# AIM OF THE TASK
Of the lines in the entries below, state how many hold the word "отборе". Say nothing else.
#####
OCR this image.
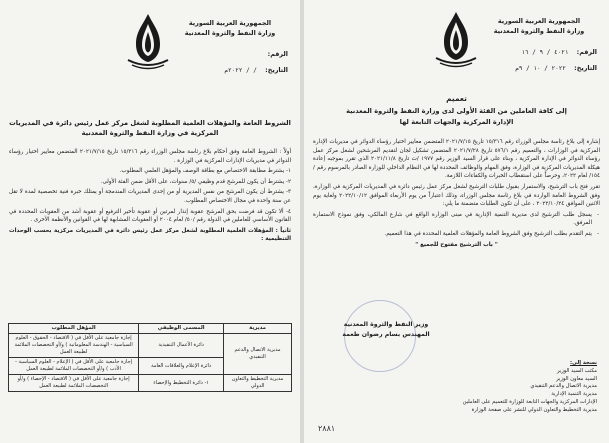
الجمهورية العربية السورية
وزارة النفط والثروة المعدنية
الرقم:
التاريخ: / / ٢٠٢٢م
الشروط العامة والمؤهلات العلمية المطلوبة لشغل مركز عمل رئيس دائرة في المديريات المركزية في وزارة النفط والثروة المعدنية

أولاً : الشروط العامة وفق أحكام بلاغ رئاسة مجلس الوزراء رقم ١٥/٣١٦ تاريخ ٢٠٢١/٧/١٥ المتضمن معايير اختيار رؤساء الدوائر في مديريات الإدارات المركزية في الوزارة .

١- يشترط مطابقة الاختصاص مع بطاقة الوصف والمؤهل العلمي المطلوب.

٢- يشترط أن يكون للمرشح قدم وظيفي /٥/ سنوات، على الأقل ضمن الفئة الأولى.

٣- يشترط أن يكون المرشح من نفس المديرية أو من إحدى المديريات المندمجة أو يمتلك خبرة فنية تخصصية لمدة لا تقل عن سنة واحدة في مجال الاختصاص المطلوب.

٤- ألا تكون قد فرضت بحق المرشح عقوبة إنذار لمرتين أو عقوبة تأخير الترفيع أو عقوبة أشد من العقوبات المحددة في القانون الأساسي للعاملين في الدولة رقم /٥٠/ لعام ٢٠٠٤ أو العقوبات المشابهة لها في القوانين والأنظمة الأخرى .

ثانياً : المؤهلات العلمية المطلوبة لشغل مركز عمل رئيس دائرة في المديريات مركزية بحسب الوحدات التنظيمية :

مديرية	المسمى الوظيفي	المؤهل المطلوب
مديرية الاتصال والدعم التنفيذي	دائرة الأعمال التنفيذية	إجازة جامعية على الأقل في ( الاقتصاد - الحقوق - العلوم السياسية - الهندسة المعلوماتية ) و/أو التخصصات الملائمة لطبيعة العمل
	دائرة الإعلام والعلاقات العامة	إجازة جامعية على الأقل في ( الإعلام - العلوم السياسية - الأدب ) و/أو التخصصات الملائمة لطبيعة العمل
مديرية التخطيط والتعاون الدولي	١- دائرة التخطيط والإحصاء	إجازة جامعية على الأقل في ( الاقتصاد - الإحصاء ) و/أو التخصصات الملائمة لطبيعة العمل
الجمهورية العربية السورية
وزارة النفط والثروة المعدنية
الرقم: ٤٠٢١ / ٩ / ١٦
التاريخ: ٢٠٢٢ / ١٠ / ٩م
تعميم
إلى كافة العاملين من الفئة الأولى لدى وزارة النفط والثروة المعدنية
الإدارة المركزية والجهات التابعة لها

إشارة إلى بلاغ رئاسة مجلس الوزراء رقم ١٥/٣١٦ تاريخ ٢٠٢١/٧/١٥ المتضمن معايير اختيار رؤساء الدوائر في مديريات الإدارة المركزية في الوزارات ، والتعميم رقم ٥٧٦/١ تاريخ ٢٠٢١/٧/٢٨ المتضمن تشكيل لجان لتقديم المرشحين لشغل مركز عمل رؤساء الدوائر في الإدارة المركزية ، وبناء على قرار السيد الوزير رقم ١٩٧٧ /ت تاريخ ٢٠٢١/١١/٨ الذي تقرر بموجبه إعادة هيكلة المديريات المركزية في الوزارة، وفق المهام والوظائف المحددة لها في النظام الداخلي للوزارة الصادر بالمرسوم رقم /١٥٤/ لعام ٢٠٢٢، وحرصاً على استقطاب الخبرات والكفاءات اللازمة.

تقرر فتح باب الترشيح، والاستمرار بقبول طلبات الترشيح لشغل مركز عمل رئيس دائرة في المديريات المركزية في الوزارة، وفق الشروط العامة الواردة في بلاغ رئاسة مجلس الوزراء، وذلك اعتباراً من يوم الأربعاء الموافق ٢٠٢٢/١٠/١٢ ولغاية يوم الاثنين الموافق ٢٠٢٢/١٠/٢٤ ، على أن تكون الطلبات متضمنة ما يلي:

- يسجل طلب الترشيح لدى مديرية التنمية الإدارية في مبنى الوزارة الواقع في شارع المالكي، وفق نموذج الاستمارة المرفق.

- يتم التقدم بطلب الترشيح وفق الشروط العامة والمؤهلات العلمية المحددة في هذا التعميم.

" باب الترشيح مفتوح للجميع "

وزير النفط والثروة المعدنية
المهندس بسام رضوان طعمة
نسخة إلى:
مكتب السيد الوزير
السيد معاون الوزير
مديرية الاتصال والدعم التنفيذي
مديرية التنمية الإدارية
الإدارات المركزية والجهات التابعة للوزارة للتعميم على العاملين
مديرية التخطيط والتعاون الدولي للنشر على صفحة الوزارة
٢٨٨١
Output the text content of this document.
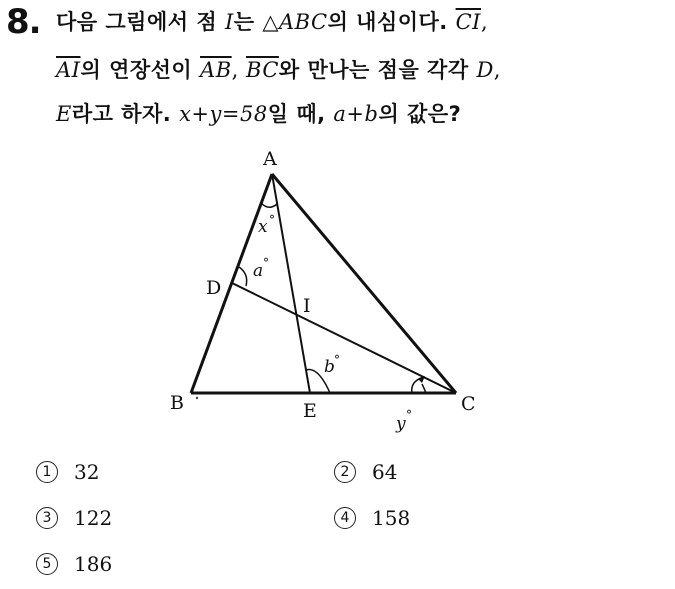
8. 다음 그림에서 점 I는 △ABC의 내심이다. $\overline{CI}$,
$\overline{AI}$의 연장선이 $\overline{AB}$, $\overline{BC}$와 만나는 점을 각각 D,
E라고 하자. x+y=58일 때, a+b의 값은?
A
B	C
D
E
I
x °
a °
b °
y °
1 32	2 64
3 122	4 158
5 186
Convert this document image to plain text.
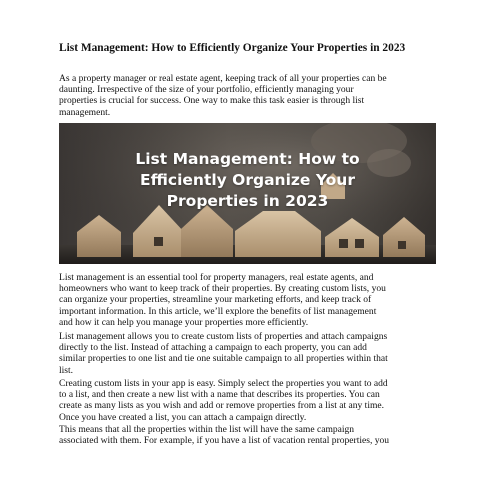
List Management: How to Efficiently Organize Your Properties in 2023
As a property manager or real estate agent, keeping track of all your properties can be
daunting. Irrespective of the size of your portfolio, efficiently managing your
properties is crucial for success. One way to make this task easier is through list
management.
List Management: How to
Efficiently Organize Your
Properties in 2023
List management is an essential tool for property managers, real estate agents, and
homeowners who want to keep track of their properties. By creating custom lists, you
can organize your properties, streamline your marketing efforts, and keep track of
important information. In this article, we’ll explore the benefits of list management
and how it can help you manage your properties more efficiently.
List management allows you to create custom lists of properties and attach campaigns
directly to the list. Instead of attaching a campaign to each property, you can add
similar properties to one list and tie one suitable campaign to all properties within that
list.
Creating custom lists in your app is easy. Simply select the properties you want to add
to a list, and then create a new list with a name that describes its properties. You can
create as many lists as you wish and add or remove properties from a list at any time.
Once you have created a list, you can attach a campaign directly.
This means that all the properties within the list will have the same campaign
associated with them. For example, if you have a list of vacation rental properties, you
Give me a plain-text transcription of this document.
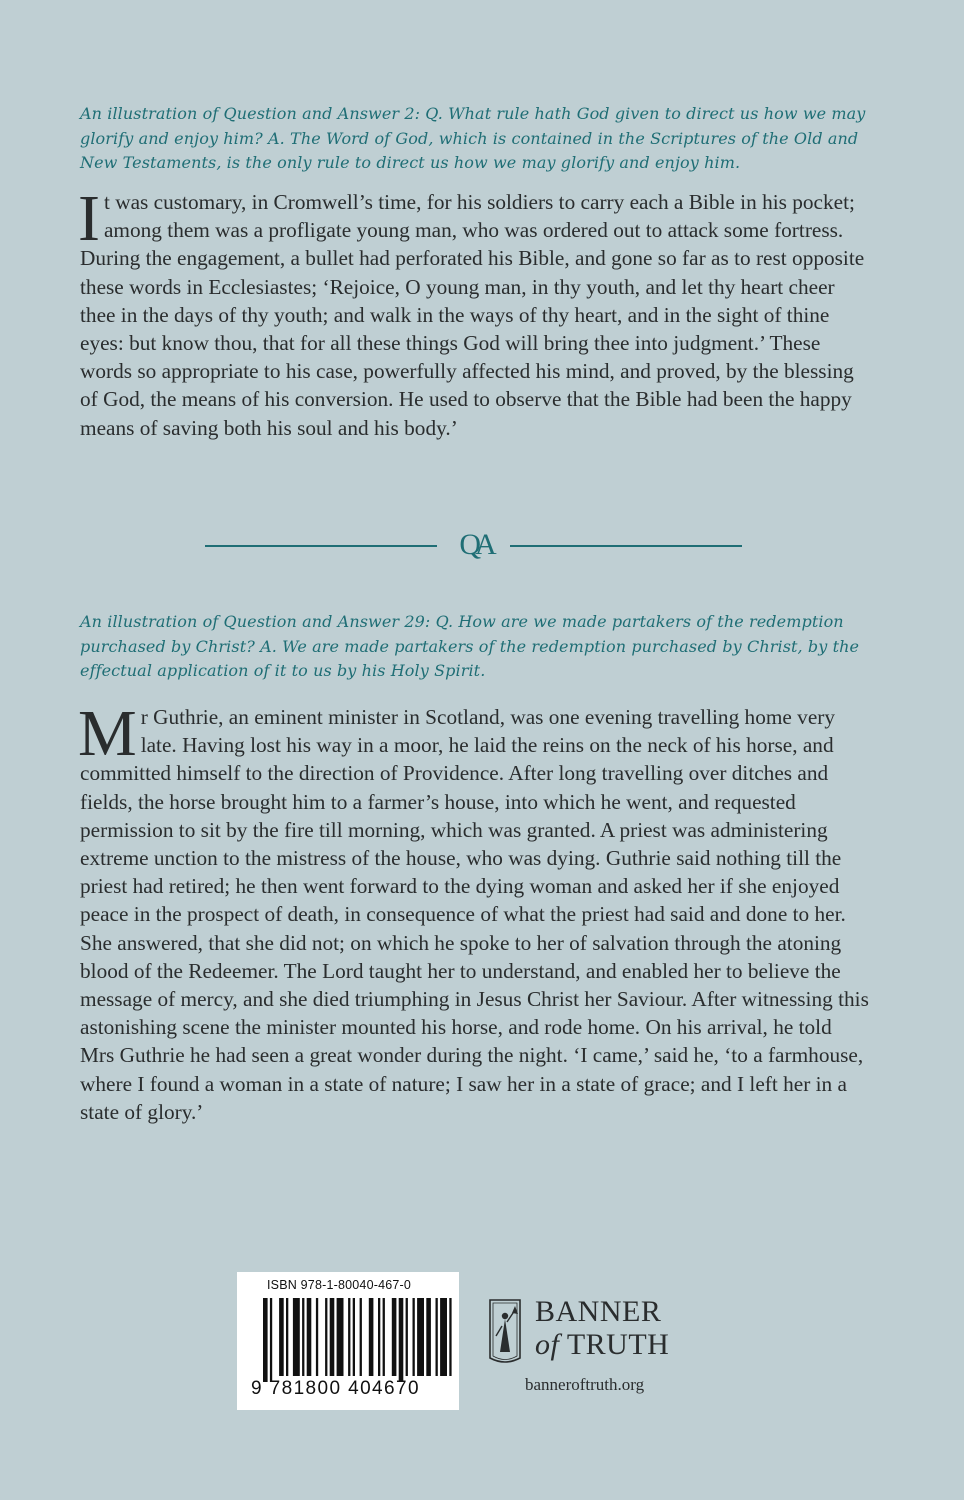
An illustration of Question and Answer 2: Q. What rule hath God given to direct us how we may glorify and enjoy him? A. The Word of God, which is contained in the Scriptures of the Old and New Testaments, is the only rule to direct us how we may glorify and enjoy him.

It was customary, in Cromwell’s time, for his soldiers to carry each a Bible in his pocket; among them was a profligate young man, who was ordered out to attack some fortress. During the engagement, a bullet had perforated his Bible, and gone so far as to rest opposite these words in Ecclesiastes; ‘Rejoice, O young man, in thy youth, and let thy heart cheer thee in the days of thy youth; and walk in the ways of thy heart, and in the sight of thine eyes: but know thou, that for all these things God will bring thee into judgment.’ These words so appropriate to his case, powerfully affected his mind, and proved, by the blessing of God, the means of his conversion. He used to observe that the Bible had been the happy means of saving both his soul and his body.’

QA

An illustration of Question and Answer 29: Q. How are we made partakers of the redemption purchased by Christ? A. We are made partakers of the redemption purchased by Christ, by the effectual application of it to us by his Holy Spirit.

Mr Guthrie, an eminent minister in Scotland, was one evening travelling home very late. Having lost his way in a moor, he laid the reins on the neck of his horse, and committed himself to the direction of Providence. After long travelling over ditches and fields, the horse brought him to a farmer’s house, into which he went, and requested permission to sit by the fire till morning, which was granted. A priest was administering extreme unction to the mistress of the house, who was dying. Guthrie said nothing till the priest had retired; he then went forward to the dying woman and asked her if she enjoyed peace in the prospect of death, in consequence of what the priest had said and done to her. She answered, that she did not; on which he spoke to her of salvation through the atoning blood of the Redeemer. The Lord taught her to understand, and enabled her to believe the message of mercy, and she died triumphing in Jesus Christ her Saviour. After witnessing this astonishing scene the minister mounted his horse, and rode home. On his arrival, he told Mrs Guthrie he had seen a great wonder during the night. ‘I came,’ said he, ‘to a farmhouse, where I found a woman in a state of nature; I saw her in a state of grace; and I left her in a state of glory.’

ISBN 978-1-80040-467-0
9 781800 404670
BANNER
of TRUTH
banneroftruth.org
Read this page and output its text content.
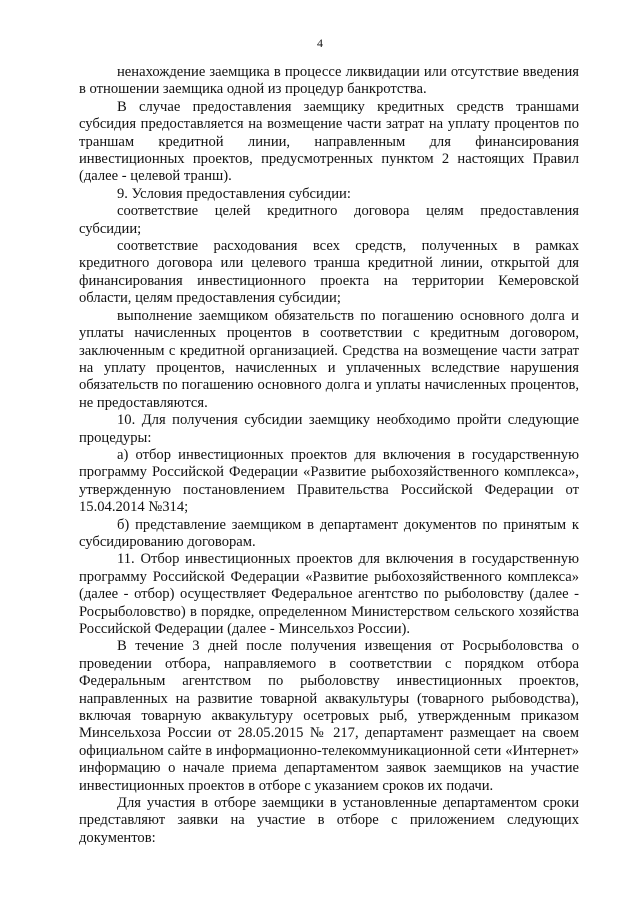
4

ненахождение заемщика в процессе ликвидации или отсутствие введения в отношении заемщика одной из процедур банкротства.

В случае предоставления заемщику кредитных средств траншами субсидия предоставляется на возмещение части затрат на уплату процентов по траншам кредитной линии, направленным для финансирования инвестиционных проектов, предусмотренных пунктом 2 настоящих Правил (далее - целевой транш).

9. Условия предоставления субсидии:

соответствие целей кредитного договора целям предоставления субсидии;

соответствие расходования всех средств, полученных в рамках кредитного договора или целевого транша кредитной линии, открытой для финансирования инвестиционного проекта на территории Кемеровской области, целям предоставления субсидии;

выполнение заемщиком обязательств по погашению основного долга и уплаты начисленных процентов в соответствии с кредитным договором, заключенным с кредитной организацией. Средства на возмещение части затрат на уплату процентов, начисленных и уплаченных вследствие нарушения обязательств по погашению основного долга и уплаты начисленных процентов, не предоставляются.

10. Для получения субсидии заемщику необходимо пройти следующие процедуры:

а) отбор инвестиционных проектов для включения в государственную программу Российской Федерации «Развитие рыбохозяйственного комплекса», утвержденную постановлением Правительства Российской Федерации от 15.04.2014 №314;

б) представление заемщиком в департамент документов по принятым к субсидированию договорам.

11. Отбор инвестиционных проектов для включения в государственную программу Российской Федерации «Развитие рыбохозяйственного комплекса» (далее - отбор) осуществляет Федеральное агентство по рыболовству (далее - Росрыболовство) в порядке, определенном Министерством сельского хозяйства Российской Федерации (далее - Минсельхоз России).

В течение 3 дней после получения извещения от Росрыболовства о проведении отбора, направляемого в соответствии с порядком отбора Федеральным агентством по рыболовству инвестиционных проектов, направленных на развитие товарной аквакультуры (товарного рыбоводства), включая товарную аквакультуру осетровых рыб, утвержденным приказом Минсельхоза России от 28.05.2015 № 217, департамент размещает на своем официальном сайте в информационно-телекоммуникационной сети «Интернет» информацию о начале приема департаментом заявок заемщиков на участие инвестиционных проектов в отборе с указанием сроков их подачи.

Для участия в отборе заемщики в установленные департаментом сроки представляют заявки на участие в отборе с приложением следующих документов:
#####
# SOLUTION
2